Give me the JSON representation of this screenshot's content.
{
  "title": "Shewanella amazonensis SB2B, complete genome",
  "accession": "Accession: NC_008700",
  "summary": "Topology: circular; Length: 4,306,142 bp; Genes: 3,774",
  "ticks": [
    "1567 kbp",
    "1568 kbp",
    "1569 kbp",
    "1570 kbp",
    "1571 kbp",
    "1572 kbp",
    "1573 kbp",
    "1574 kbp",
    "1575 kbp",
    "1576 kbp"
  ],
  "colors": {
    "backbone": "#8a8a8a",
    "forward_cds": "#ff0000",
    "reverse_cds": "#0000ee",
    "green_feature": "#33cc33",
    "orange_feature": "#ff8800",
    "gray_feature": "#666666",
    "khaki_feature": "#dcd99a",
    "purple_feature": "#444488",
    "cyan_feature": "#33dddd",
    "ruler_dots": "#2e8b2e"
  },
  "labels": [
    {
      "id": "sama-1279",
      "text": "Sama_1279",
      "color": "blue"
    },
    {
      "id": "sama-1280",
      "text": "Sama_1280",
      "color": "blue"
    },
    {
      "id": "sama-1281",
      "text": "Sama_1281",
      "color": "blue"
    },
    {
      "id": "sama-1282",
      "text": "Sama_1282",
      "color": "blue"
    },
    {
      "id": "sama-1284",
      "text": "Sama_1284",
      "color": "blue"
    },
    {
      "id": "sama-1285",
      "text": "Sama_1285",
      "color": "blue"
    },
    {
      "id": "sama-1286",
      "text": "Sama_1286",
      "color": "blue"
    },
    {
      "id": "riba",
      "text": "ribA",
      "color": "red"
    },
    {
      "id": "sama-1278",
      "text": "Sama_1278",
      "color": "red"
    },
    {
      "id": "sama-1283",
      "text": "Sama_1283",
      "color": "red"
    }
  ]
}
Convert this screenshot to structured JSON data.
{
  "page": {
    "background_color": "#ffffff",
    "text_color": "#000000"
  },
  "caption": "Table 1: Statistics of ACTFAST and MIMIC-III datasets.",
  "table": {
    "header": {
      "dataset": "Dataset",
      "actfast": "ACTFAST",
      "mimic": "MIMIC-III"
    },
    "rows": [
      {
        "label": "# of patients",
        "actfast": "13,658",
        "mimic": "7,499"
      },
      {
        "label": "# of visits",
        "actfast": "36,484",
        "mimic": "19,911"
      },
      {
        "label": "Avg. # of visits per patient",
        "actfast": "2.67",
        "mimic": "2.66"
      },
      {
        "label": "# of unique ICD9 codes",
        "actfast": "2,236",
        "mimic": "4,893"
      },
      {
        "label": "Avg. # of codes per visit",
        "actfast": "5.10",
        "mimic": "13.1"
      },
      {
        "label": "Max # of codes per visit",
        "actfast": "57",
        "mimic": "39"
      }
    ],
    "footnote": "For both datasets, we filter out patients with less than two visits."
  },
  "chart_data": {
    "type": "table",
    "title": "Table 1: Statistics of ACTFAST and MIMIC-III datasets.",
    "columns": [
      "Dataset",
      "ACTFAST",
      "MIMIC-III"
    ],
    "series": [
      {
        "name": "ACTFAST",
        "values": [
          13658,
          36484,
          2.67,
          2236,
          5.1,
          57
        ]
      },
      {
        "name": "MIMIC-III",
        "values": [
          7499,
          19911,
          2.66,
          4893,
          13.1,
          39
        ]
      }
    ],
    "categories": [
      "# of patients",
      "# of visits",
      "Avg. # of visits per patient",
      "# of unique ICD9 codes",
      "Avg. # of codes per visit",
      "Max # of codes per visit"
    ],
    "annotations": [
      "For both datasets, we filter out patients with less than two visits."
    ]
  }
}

• _PROBLEM TO SOLVE_
Nothing in the records above may differ in your copy; retype them in full.

• _RESULT OF THIS TASK_
Give me the JSON representation of this screenshot's content.
{
  "title": "Shewanella amazonensis SB2B, complete genome",
  "accession": "Accession: NC_008700",
  "summary": "Topology: circular; Length: 4,306,142 bp; Genes: 3,774",
  "ticks": [
    "1567 kbp",
    "1568 kbp",
    "1569 kbp",
    "1570 kbp",
    "1571 kbp",
    "1572 kbp",
    "1573 kbp",
    "1574 kbp",
    "1575 kbp",
    "1576 kbp"
  ],
  "colors": {
    "backbone": "#8a8a8a",
    "forward_cds": "#ff0000",
    "reverse_cds": "#0000ee",
    "green_feature": "#33cc33",
    "orange_feature": "#ff8800",
    "gray_feature": "#666666",
    "khaki_feature": "#dcd99a",
    "purple_feature": "#444488",
    "cyan_feature": "#33dddd",
    "ruler_dots": "#2e8b2e"
  },
  "labels": [
    {
      "id": "sama-1279",
      "text": "Sama_1279",
      "color": "blue"
    },
    {
      "id": "sama-1280",
      "text": "Sama_1280",
      "color": "blue"
    },
    {
      "id": "sama-1281",
      "text": "Sama_1281",
      "color": "blue"
    },
    {
      "id": "sama-1282",
      "text": "Sama_1282",
      "color": "blue"
    },
    {
      "id": "sama-1284",
      "text": "Sama_1284",
      "color": "blue"
    },
    {
      "id": "sama-1285",
      "text": "Sama_1285",
      "color": "blue"
    },
    {
      "id": "sama-1286",
      "text": "Sama_1286",
      "color": "blue"
    },
    {
      "id": "riba",
      "text": "ribA",
      "color": "red"
    },
    {
      "id": "sama-1278",
      "text": "Sama_1278",
      "color": "red"
    },
    {
      "id": "sama-1283",
      "text": "Sama_1283",
      "color": "red"
    }
  ]
}
Convert this screenshot to structured JSON data.
{
  "page": {
    "background_color": "#ffffff",
    "text_color": "#000000"
  },
  "caption": "Table 1: Statistics of ACTFAST and MIMIC-III datasets.",
  "table": {
    "header": {
      "dataset": "Dataset",
      "actfast": "ACTFAST",
      "mimic": "MIMIC-III"
    },
    "rows": [
      {
        "label": "# of patients",
        "actfast": "13,658",
        "mimic": "7,499"
      },
      {
        "label": "# of visits",
        "actfast": "36,484",
        "mimic": "19,911"
      },
      {
        "label": "Avg. # of visits per patient",
        "actfast": "2.67",
        "mimic": "2.66"
      },
      {
        "label": "# of unique ICD9 codes",
        "actfast": "2,236",
        "mimic": "4,893"
      },
      {
        "label": "Avg. # of codes per visit",
        "actfast": "5.10",
        "mimic": "13.1"
      },
      {
        "label": "Max # of codes per visit",
        "actfast": "57",
        "mimic": "39"
      }
    ],
    "footnote": "For both datasets, we filter out patients with less than two visits."
  },
  "chart_data": {
    "type": "table",
    "title": "Table 1: Statistics of ACTFAST and MIMIC-III datasets.",
    "columns": [
      "Dataset",
      "ACTFAST",
      "MIMIC-III"
    ],
    "series": [
      {
        "name": "ACTFAST",
        "values": [
          13658,
          36484,
          2.67,
          2236,
          5.1,
          57
        ]
      },
      {
        "name": "MIMIC-III",
        "values": [
          7499,
          19911,
          2.66,
          4893,
          13.1,
          39
        ]
      }
    ],
    "categories": [
      "# of patients",
      "# of visits",
      "Avg. # of visits per patient",
      "# of unique ICD9 codes",
      "Avg. # of codes per visit",
      "Max # of codes per visit"
    ],
    "annotations": [
      "For both datasets, we filter out patients with less than two visits."
    ]
  }
}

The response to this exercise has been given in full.